- **JOB**: Say how many lines contain the string "homework". Give no other output.

▶

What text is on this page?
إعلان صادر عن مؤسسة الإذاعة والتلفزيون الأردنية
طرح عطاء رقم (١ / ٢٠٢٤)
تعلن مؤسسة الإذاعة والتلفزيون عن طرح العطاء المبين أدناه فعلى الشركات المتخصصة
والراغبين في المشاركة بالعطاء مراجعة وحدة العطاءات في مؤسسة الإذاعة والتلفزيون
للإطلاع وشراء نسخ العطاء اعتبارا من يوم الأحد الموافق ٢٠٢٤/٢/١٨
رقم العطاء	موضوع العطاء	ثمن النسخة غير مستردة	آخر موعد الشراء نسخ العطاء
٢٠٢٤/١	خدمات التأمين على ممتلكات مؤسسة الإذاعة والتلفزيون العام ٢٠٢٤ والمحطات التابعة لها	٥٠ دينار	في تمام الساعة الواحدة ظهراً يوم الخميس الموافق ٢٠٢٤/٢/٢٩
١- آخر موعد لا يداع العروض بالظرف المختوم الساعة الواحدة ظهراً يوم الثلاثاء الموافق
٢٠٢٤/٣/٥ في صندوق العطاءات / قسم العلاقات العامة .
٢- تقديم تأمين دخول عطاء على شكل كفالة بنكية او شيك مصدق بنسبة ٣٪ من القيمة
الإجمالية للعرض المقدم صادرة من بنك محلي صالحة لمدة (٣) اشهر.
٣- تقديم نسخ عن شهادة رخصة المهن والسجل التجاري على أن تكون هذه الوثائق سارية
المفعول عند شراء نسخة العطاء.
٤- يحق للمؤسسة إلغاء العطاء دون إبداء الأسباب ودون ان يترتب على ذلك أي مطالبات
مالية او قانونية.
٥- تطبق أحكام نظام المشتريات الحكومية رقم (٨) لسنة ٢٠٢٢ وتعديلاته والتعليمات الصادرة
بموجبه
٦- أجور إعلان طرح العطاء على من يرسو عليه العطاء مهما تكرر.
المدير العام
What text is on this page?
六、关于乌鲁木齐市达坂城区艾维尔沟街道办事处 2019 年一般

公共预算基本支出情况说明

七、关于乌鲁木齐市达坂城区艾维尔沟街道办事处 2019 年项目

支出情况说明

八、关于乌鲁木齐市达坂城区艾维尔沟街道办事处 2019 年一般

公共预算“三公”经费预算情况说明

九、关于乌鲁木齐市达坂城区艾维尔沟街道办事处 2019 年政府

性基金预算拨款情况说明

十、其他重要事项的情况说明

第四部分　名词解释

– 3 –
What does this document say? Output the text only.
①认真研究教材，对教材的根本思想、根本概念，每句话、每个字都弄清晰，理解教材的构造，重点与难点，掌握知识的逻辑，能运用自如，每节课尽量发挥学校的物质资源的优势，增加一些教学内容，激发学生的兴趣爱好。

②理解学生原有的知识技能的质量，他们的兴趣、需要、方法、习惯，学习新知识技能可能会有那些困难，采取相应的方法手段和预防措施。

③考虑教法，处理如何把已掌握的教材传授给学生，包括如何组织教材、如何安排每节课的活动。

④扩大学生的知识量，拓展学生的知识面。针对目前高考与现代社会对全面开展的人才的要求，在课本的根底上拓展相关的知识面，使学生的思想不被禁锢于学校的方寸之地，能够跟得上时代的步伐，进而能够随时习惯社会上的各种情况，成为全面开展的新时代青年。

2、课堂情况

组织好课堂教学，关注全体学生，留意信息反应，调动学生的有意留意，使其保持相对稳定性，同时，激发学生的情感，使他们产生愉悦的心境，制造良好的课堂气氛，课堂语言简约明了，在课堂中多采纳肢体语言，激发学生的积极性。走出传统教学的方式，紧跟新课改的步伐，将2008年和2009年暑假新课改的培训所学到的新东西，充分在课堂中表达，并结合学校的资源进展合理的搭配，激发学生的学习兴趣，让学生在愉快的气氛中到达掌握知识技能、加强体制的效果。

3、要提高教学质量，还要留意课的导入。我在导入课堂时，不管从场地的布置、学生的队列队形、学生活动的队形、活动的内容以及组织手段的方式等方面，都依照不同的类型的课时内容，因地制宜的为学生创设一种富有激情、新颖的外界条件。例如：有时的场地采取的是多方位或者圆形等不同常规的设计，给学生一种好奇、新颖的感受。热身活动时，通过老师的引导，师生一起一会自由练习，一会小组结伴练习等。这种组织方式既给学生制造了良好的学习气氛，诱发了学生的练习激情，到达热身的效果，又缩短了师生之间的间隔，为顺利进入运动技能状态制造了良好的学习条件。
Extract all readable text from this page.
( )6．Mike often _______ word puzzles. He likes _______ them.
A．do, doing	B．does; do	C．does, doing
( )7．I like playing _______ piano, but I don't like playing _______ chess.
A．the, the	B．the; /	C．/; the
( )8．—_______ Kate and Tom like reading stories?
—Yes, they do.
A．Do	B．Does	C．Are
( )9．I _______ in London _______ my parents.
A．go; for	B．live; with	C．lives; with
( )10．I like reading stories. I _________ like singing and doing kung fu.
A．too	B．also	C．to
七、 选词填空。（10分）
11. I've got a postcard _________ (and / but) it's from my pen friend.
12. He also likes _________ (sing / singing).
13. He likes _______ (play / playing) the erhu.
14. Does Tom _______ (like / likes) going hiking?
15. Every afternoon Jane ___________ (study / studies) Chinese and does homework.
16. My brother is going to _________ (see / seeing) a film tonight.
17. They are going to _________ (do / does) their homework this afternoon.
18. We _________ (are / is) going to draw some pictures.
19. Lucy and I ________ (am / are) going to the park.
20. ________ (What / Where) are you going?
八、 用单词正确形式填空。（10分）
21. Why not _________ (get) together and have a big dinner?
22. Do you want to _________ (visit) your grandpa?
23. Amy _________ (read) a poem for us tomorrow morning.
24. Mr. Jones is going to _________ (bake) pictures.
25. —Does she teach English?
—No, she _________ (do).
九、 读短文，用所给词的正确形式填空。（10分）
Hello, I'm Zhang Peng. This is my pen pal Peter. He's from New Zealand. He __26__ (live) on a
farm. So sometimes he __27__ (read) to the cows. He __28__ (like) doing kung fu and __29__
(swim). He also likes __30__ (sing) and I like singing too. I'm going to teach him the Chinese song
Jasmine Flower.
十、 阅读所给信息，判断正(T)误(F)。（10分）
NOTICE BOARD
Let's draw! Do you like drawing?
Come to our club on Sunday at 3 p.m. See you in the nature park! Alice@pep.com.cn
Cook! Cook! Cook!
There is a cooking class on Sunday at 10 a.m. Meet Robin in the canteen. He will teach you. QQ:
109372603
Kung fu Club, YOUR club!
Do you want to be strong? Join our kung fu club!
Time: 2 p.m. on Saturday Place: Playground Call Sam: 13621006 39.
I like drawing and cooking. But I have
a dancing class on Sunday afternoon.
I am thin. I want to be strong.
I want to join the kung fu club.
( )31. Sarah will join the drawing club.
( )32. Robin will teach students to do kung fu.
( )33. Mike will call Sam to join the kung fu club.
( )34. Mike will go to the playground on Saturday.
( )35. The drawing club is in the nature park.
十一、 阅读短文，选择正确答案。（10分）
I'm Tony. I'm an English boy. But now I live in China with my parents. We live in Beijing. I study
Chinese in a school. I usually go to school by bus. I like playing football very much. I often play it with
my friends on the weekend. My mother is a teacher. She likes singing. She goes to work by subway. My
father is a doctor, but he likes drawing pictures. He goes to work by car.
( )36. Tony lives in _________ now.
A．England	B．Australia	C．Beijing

◀

- **RESPONSE TO THE TASK**: 2